- GOAL OF THE EXERCISE -
All of the records below must be output exactly, with no pictures carried over.

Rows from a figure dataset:
--- Begin ---
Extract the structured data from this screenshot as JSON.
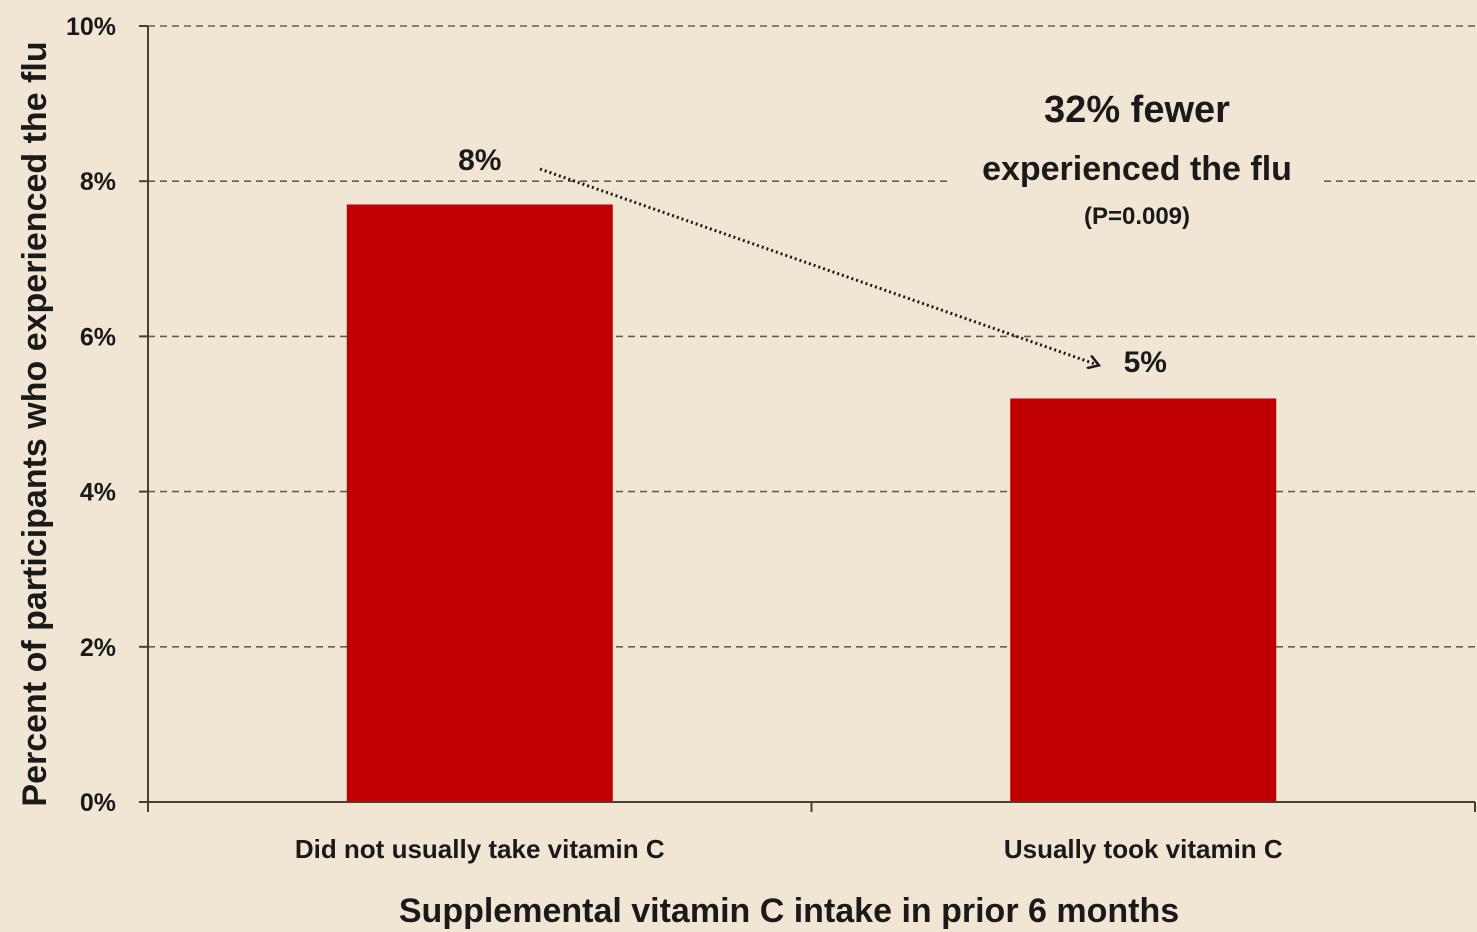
{
  "chart_data": {
    "type": "bar",
    "categories": [
      "Did not usually take vitamin C",
      "Usually took vitamin C"
    ],
    "values": [
      7.7,
      5.2
    ],
    "data_labels": [
      "8%",
      "5%"
    ],
    "xlabel": "Supplemental vitamin C intake in prior 6 months",
    "ylabel": "Percent of participants who experienced the flu",
    "ylim": [
      0,
      10
    ],
    "yticks": [
      0,
      2,
      4,
      6,
      8,
      10
    ],
    "ytick_labels": [
      "0%",
      "2%",
      "4%",
      "6%",
      "8%",
      "10%"
    ],
    "grid": true,
    "legend": "none",
    "bar_color": "#c00000",
    "background_color": "#f1e6d4",
    "annotation": {
      "line1": "32% fewer",
      "line2": "experienced the flu",
      "line3": "(P=0.009)"
    }
  }
}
--- End ---
- SOLUTION TO THIS EXERCISE -
Extract the structured data from this screenshot as JSON.
{
  "chart_data": {
    "type": "bar",
    "categories": [
      "Did not usually take vitamin C",
      "Usually took vitamin C"
    ],
    "values": [
      7.7,
      5.2
    ],
    "data_labels": [
      "8%",
      "5%"
    ],
    "xlabel": "Supplemental vitamin C intake in prior 6 months",
    "ylabel": "Percent of participants who experienced the flu",
    "ylim": [
      0,
      10
    ],
    "yticks": [
      0,
      2,
      4,
      6,
      8,
      10
    ],
    "ytick_labels": [
      "0%",
      "2%",
      "4%",
      "6%",
      "8%",
      "10%"
    ],
    "grid": true,
    "legend": "none",
    "bar_color": "#c00000",
    "background_color": "#f1e6d4",
    "annotation": {
      "line1": "32% fewer",
      "line2": "experienced the flu",
      "line3": "(P=0.009)"
    }
  }
}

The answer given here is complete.